* [GIVEN INSTRUCTION] Below are the records. List every line holding the word "ylabel".
━━━━━ DATASET
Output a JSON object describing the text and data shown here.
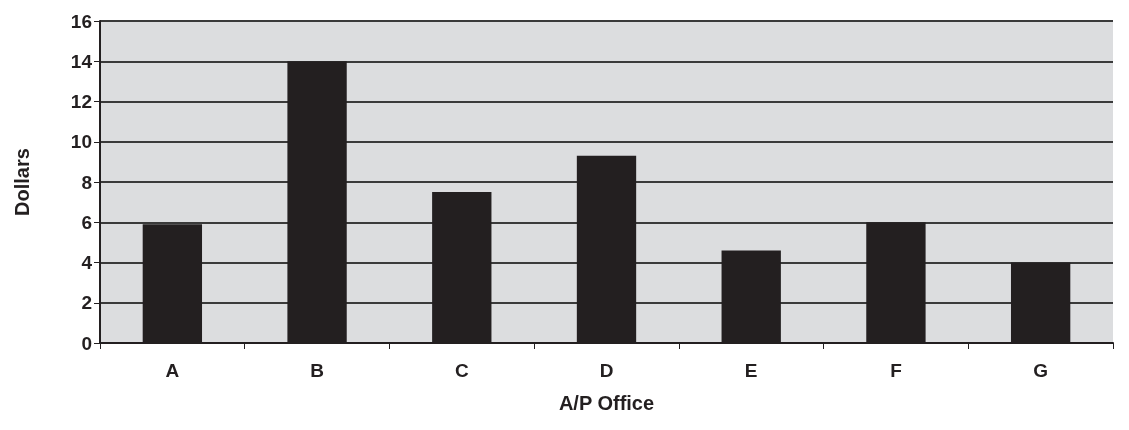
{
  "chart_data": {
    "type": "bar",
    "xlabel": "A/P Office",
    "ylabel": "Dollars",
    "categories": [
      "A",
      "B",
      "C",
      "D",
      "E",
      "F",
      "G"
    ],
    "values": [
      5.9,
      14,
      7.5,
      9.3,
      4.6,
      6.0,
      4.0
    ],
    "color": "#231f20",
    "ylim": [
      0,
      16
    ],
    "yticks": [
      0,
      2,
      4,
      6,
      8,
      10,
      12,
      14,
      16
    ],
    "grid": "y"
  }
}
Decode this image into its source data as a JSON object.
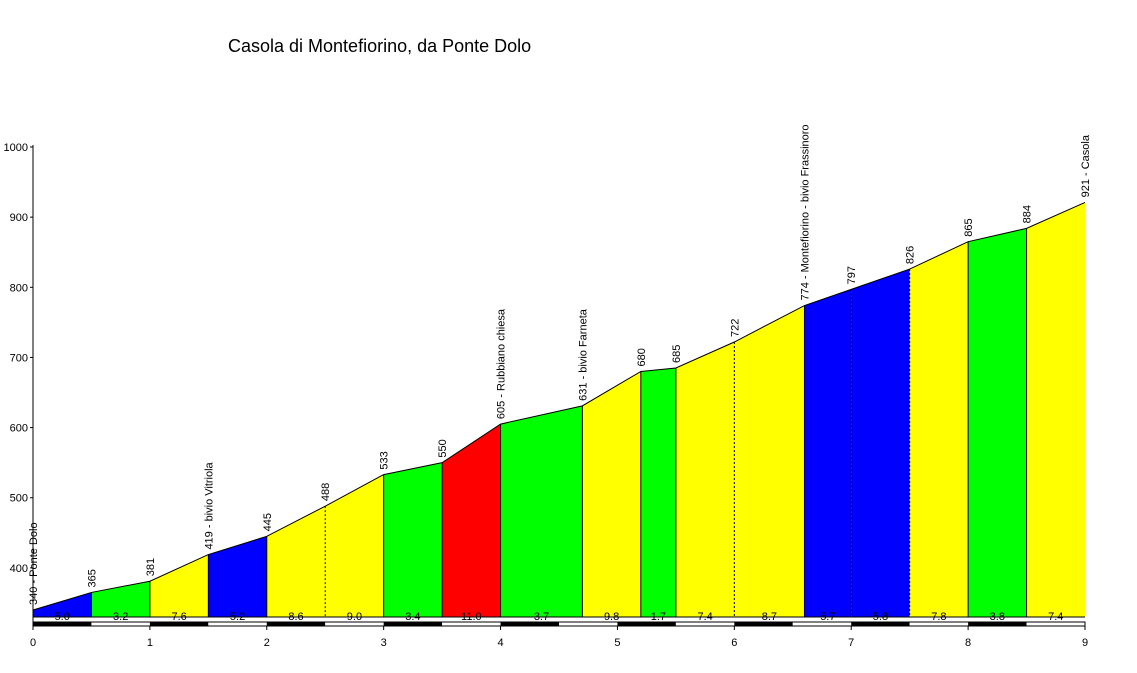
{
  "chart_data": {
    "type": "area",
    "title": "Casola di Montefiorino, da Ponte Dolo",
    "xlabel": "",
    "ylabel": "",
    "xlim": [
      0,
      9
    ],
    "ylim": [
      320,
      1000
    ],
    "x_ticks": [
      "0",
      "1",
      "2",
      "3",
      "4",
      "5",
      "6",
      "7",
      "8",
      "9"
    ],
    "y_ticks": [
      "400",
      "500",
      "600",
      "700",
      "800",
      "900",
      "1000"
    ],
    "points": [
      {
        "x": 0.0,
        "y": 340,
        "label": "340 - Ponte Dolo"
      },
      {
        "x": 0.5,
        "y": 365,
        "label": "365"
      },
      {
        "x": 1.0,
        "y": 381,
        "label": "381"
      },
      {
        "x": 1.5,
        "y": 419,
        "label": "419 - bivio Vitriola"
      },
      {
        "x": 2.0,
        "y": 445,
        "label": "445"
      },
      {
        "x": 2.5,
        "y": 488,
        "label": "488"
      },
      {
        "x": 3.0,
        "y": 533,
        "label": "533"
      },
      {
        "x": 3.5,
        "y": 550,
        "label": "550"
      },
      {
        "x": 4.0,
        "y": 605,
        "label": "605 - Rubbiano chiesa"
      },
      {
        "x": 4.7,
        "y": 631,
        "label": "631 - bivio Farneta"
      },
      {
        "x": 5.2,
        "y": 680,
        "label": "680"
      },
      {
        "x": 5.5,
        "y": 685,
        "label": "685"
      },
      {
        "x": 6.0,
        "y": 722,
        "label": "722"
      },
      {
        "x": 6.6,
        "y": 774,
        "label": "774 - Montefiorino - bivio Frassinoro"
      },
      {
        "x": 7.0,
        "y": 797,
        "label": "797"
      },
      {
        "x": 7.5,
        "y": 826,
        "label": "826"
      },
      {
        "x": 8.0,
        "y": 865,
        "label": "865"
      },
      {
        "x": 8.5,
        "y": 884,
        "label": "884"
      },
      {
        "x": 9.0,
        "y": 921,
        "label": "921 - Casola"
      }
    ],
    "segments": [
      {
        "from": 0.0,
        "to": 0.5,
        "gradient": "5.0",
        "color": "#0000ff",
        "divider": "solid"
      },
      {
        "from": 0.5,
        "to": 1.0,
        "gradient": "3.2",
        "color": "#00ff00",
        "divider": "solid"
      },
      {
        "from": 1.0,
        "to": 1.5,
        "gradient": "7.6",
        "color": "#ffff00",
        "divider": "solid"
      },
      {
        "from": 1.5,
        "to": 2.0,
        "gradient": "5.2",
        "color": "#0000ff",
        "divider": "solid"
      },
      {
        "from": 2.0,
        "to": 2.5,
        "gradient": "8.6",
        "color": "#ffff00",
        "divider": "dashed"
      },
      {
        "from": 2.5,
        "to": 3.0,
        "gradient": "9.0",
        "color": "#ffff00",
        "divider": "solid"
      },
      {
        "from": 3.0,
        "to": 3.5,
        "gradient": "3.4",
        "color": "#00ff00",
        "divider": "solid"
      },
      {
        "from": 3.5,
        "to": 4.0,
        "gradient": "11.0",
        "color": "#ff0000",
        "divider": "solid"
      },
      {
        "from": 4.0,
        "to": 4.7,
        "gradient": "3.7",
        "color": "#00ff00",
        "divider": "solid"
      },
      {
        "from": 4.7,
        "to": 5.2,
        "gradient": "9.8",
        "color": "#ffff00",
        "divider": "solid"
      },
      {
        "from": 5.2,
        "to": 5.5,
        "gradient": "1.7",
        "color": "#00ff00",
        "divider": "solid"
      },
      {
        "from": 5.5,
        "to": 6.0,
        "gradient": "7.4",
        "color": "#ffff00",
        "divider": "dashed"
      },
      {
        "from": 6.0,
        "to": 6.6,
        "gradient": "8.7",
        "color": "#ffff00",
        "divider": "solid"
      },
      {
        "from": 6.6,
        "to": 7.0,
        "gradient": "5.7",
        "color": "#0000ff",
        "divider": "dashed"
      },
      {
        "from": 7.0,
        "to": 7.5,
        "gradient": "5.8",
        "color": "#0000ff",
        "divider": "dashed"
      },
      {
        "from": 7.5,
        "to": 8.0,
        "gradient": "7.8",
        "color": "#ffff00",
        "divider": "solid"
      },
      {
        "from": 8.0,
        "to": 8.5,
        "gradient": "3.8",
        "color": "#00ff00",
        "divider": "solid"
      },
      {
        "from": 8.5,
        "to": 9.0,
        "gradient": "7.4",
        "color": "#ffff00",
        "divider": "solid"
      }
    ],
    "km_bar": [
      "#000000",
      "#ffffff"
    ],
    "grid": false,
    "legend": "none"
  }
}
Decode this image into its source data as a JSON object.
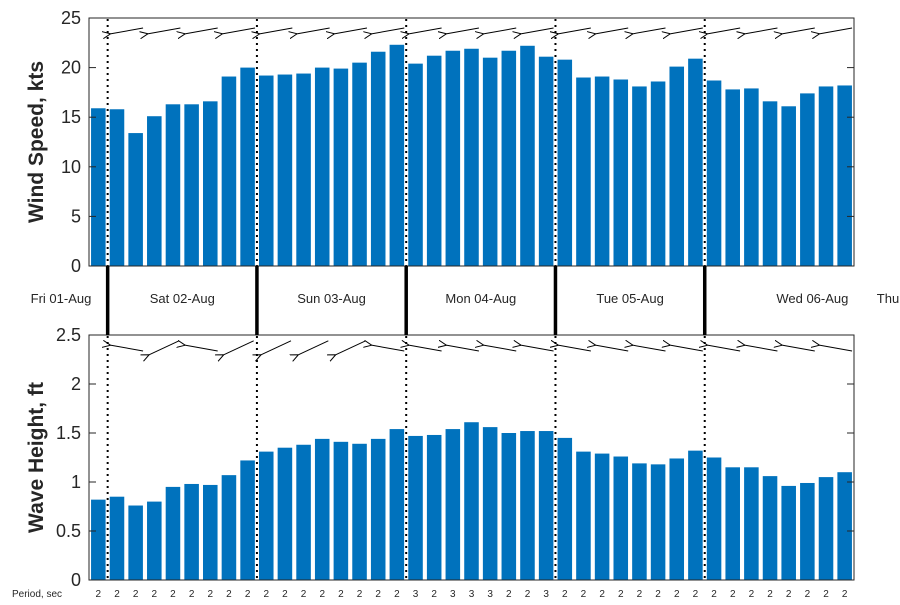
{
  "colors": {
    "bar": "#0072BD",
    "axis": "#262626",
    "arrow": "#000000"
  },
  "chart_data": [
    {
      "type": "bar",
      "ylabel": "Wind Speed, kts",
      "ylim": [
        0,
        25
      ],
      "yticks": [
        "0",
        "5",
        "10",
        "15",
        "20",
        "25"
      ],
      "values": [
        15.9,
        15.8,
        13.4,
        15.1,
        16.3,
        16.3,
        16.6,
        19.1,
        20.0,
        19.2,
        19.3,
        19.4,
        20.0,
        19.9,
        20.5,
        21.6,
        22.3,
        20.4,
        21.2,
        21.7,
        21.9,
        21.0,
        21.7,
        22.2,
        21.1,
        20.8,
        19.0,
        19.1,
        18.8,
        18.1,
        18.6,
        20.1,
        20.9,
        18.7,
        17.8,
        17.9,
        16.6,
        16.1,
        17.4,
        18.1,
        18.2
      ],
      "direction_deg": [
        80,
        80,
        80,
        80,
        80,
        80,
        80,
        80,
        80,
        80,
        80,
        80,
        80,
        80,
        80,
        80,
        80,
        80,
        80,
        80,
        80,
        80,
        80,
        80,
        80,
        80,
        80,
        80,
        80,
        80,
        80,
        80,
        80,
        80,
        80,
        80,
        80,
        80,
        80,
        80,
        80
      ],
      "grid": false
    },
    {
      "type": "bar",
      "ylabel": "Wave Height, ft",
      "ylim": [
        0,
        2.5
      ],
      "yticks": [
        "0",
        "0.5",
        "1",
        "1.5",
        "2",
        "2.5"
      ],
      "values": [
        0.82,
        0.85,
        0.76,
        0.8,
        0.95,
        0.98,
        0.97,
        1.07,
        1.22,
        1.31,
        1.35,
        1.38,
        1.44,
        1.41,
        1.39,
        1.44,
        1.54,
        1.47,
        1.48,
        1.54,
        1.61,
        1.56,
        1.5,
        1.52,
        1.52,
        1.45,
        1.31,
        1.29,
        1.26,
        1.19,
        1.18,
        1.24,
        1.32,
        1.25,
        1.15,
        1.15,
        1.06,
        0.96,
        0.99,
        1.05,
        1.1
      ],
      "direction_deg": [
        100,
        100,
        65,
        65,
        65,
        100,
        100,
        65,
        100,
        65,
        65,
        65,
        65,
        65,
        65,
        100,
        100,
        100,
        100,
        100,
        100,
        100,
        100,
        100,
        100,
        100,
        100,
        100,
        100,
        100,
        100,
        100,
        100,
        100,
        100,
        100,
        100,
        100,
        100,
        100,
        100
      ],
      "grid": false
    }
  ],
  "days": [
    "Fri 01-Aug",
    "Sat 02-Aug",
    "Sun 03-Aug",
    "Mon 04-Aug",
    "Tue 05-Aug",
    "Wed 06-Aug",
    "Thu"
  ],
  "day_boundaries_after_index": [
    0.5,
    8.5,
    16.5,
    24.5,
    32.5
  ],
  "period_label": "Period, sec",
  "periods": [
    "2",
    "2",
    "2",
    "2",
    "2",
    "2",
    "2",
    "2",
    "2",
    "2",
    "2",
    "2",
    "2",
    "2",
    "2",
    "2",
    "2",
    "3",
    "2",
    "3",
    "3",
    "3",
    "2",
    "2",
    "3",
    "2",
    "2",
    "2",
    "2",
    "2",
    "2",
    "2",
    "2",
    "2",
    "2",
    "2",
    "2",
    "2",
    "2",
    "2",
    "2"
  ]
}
━━━━━━━━━━
* [SOLUTION]
    "ylabel": "Dollars",
    "ylabel": "",
      "ylabel": "Wind Speed, kts",
      "ylabel": "Wave Height, ft",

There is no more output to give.